Everything from the line containing "Read this page and output its text content." to the last line of the records must be returned verbatim; nothing else belongs in the output.

Data entries
[BEGIN]
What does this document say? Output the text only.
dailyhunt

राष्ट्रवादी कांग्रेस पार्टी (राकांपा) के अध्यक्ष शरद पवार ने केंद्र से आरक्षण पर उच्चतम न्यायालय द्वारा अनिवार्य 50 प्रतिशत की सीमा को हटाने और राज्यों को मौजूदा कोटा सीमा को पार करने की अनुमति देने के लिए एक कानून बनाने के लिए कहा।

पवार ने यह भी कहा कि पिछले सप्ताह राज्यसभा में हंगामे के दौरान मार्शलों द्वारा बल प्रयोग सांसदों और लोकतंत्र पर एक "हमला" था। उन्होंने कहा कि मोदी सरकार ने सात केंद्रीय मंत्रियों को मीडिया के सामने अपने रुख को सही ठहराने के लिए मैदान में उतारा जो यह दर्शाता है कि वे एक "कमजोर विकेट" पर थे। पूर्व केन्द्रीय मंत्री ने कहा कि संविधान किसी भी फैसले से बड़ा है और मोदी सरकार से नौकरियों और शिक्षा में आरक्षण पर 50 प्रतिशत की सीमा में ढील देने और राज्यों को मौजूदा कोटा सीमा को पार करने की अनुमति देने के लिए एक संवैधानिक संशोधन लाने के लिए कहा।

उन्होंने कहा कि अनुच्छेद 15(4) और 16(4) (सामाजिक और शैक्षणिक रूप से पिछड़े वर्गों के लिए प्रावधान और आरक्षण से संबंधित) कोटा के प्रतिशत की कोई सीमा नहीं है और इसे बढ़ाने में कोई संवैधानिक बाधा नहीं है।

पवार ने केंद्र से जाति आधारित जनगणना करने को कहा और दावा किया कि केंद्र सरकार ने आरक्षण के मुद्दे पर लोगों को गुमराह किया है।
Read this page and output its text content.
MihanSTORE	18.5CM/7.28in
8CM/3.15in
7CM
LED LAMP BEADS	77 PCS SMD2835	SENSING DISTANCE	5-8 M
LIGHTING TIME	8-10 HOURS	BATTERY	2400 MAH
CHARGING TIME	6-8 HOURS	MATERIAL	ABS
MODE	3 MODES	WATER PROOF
[END]
Full output.
Read this page and output its text content.
MihanSTORE	18.5CM/7.28in
8CM/3.15in
7CM
LED LAMP BEADS	77 PCS SMD2835	SENSING DISTANCE	5-8 M
LIGHTING TIME	8-10 HOURS	BATTERY	2400 MAH
CHARGING TIME	6-8 HOURS	MATERIAL	ABS
MODE	3 MODES	WATER PROOF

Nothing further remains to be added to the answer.